Exercise goal: Resume the article below on reverse engineering ChatGPT's Cloudflare Turnstile checks, picking up right after its final sentence.

--- Excerpt Enclosed Below ---

Reverse Engineering ChatGPT's Cloudflare Turnstile: 55-Property Fingerprinting Including React Application State
A security researcher has decrypted 377 Cloudflare Turnstile programs from ChatGPT network traffic, revealing a sophisticated three-layer bot detection system that goes far beyond standard browser fingerprinting by verifying the actual React application state.
The Discovery
Every ChatGPT message triggers a Cloudflare Turnstile program running silently in the browser. The researcher decrypted these programs and found they check 55 properties across three layers.
Three-Layer Detection
Layer 1: Browser Fingerprint (30 properties)
- WebGL renderer info (8 properties)
- Screen dimensions and color depth (8)
- Hardware specs: CPU cores, memory, touch points (5)
- Font measurement via hidden DOM elements (4)
- DOM capability probing (8)
- Storage quota and persistence (5)
Layer 2: Cloudflare Network (5 properties)
Edge headers injected by Cloudflare: city, latitude, longitude, connecting IP, user region. These only exist if the request passed through Cloudflare's network.

--- End of Enclosed Excerpt ---
--- Extracted data Enclosed Below ---

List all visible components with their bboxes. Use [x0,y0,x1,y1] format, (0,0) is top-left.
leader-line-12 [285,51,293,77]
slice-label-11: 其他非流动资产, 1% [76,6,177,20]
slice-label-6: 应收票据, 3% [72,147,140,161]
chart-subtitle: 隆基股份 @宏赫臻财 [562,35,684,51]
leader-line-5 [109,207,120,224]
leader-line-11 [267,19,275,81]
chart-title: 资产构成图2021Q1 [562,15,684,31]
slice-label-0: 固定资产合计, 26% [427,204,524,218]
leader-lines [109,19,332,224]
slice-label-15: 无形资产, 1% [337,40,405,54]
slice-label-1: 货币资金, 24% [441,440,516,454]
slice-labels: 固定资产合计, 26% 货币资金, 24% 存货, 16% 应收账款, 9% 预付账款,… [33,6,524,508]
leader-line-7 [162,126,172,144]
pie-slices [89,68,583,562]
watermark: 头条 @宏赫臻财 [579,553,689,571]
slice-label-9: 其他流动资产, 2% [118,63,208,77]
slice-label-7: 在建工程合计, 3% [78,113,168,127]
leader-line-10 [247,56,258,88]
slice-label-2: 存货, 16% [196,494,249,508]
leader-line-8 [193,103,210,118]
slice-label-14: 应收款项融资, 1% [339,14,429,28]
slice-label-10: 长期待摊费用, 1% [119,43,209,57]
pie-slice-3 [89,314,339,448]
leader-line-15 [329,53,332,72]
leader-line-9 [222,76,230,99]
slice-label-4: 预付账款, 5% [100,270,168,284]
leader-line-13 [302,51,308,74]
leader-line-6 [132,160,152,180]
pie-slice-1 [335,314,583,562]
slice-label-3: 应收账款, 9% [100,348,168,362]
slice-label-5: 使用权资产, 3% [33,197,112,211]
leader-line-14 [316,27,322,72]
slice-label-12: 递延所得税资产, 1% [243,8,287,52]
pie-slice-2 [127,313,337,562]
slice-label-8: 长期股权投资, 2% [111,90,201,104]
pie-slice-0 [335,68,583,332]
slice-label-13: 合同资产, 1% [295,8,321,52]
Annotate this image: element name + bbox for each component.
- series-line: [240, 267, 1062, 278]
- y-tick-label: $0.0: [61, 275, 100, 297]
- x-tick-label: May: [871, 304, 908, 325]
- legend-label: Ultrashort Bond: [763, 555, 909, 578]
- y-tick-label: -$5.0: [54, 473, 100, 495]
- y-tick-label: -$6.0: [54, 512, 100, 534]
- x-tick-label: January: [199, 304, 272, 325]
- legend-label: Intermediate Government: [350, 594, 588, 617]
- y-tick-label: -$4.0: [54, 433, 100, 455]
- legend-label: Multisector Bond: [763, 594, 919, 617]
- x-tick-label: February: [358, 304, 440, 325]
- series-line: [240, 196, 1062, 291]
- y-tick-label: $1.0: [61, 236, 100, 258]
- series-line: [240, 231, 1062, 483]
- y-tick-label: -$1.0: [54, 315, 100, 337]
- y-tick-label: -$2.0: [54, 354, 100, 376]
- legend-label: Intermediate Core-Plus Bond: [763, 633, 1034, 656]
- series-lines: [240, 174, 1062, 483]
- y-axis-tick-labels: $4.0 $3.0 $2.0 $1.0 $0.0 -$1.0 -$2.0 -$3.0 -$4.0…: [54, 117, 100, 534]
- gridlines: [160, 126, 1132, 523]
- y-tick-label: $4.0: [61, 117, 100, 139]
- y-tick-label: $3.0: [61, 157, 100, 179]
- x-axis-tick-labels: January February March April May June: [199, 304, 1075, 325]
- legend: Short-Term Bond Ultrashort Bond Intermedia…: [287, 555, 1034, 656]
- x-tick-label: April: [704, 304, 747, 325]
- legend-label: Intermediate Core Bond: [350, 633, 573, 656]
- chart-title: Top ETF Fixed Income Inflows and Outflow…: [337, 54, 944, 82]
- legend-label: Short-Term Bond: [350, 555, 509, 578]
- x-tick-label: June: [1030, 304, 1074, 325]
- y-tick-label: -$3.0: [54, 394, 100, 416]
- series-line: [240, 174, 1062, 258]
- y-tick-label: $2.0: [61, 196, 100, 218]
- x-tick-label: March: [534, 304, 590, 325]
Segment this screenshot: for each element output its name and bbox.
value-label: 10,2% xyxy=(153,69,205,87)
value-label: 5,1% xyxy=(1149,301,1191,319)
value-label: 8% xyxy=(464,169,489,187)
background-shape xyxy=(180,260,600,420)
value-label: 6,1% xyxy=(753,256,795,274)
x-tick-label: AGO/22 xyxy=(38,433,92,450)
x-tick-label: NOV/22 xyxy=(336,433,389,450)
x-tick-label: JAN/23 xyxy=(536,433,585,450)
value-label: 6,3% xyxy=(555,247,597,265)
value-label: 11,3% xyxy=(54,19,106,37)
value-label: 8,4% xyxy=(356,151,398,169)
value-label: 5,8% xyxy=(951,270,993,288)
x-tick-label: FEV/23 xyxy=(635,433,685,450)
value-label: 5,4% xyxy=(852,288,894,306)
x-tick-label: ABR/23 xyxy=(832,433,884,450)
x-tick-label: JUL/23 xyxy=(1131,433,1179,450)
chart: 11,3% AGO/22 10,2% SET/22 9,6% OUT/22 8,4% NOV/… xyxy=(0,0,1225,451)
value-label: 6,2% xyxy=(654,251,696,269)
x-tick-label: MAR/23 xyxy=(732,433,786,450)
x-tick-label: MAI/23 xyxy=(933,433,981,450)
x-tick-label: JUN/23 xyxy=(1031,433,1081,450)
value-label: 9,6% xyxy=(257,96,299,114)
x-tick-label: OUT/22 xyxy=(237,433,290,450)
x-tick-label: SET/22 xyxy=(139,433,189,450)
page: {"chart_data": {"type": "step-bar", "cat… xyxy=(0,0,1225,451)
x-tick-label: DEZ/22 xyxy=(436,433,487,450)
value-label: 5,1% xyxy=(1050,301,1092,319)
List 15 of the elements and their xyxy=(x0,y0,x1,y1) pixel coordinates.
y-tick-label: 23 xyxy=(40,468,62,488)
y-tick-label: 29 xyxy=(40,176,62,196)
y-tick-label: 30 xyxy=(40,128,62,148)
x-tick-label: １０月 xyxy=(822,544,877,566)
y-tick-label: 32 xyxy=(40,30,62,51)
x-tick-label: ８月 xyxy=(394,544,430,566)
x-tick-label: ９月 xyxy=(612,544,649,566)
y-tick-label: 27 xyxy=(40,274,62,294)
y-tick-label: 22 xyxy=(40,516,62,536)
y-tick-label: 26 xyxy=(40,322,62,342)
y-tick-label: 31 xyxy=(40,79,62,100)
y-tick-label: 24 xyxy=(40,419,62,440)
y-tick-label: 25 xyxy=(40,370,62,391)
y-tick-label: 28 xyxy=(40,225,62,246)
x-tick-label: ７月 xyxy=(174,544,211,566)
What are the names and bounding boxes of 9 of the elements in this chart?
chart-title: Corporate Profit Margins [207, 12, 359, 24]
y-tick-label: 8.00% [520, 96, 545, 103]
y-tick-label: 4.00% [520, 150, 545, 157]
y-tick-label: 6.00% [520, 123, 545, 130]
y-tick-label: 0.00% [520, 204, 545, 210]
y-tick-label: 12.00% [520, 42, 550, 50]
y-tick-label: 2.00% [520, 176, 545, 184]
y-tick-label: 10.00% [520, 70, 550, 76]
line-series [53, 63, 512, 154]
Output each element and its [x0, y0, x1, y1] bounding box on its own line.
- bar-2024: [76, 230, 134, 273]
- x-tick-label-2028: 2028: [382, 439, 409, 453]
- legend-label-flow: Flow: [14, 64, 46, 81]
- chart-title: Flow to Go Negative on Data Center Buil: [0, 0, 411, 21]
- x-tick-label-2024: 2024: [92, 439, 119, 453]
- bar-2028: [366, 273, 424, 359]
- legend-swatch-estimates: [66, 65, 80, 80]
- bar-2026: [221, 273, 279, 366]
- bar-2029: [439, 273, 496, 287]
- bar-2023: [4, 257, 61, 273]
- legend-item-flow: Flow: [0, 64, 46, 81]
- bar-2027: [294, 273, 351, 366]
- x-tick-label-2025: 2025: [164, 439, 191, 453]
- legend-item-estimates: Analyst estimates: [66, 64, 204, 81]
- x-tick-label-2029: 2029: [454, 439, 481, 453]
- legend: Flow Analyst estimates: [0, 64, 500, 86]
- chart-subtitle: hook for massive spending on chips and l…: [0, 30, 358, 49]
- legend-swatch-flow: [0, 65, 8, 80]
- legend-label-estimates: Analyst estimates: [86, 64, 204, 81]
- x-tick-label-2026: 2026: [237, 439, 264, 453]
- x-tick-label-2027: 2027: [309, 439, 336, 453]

--- End of Enclosed Extracted data ---

Expected answer:
Layer 3: Application State (3 properties)
This is the breakthrough finding. Turnstile checks React Router v6 internals (__reactRouterContext, loaderData, clientBootstrap) that only exist when the ChatGPT React application has fully rendered and hydrated.
A headless browser that loads HTML but doesn't execute JavaScript won't have these. A bot framework that stubs browser APIs but doesn't run React won't have them.
The Encryption
The bytecode arrives encrypted in 28,000 characters of base64. The researcher traced the full decryption chain and found the XOR key embedded in the bytecode itself as a float literal (verified across 50 requests).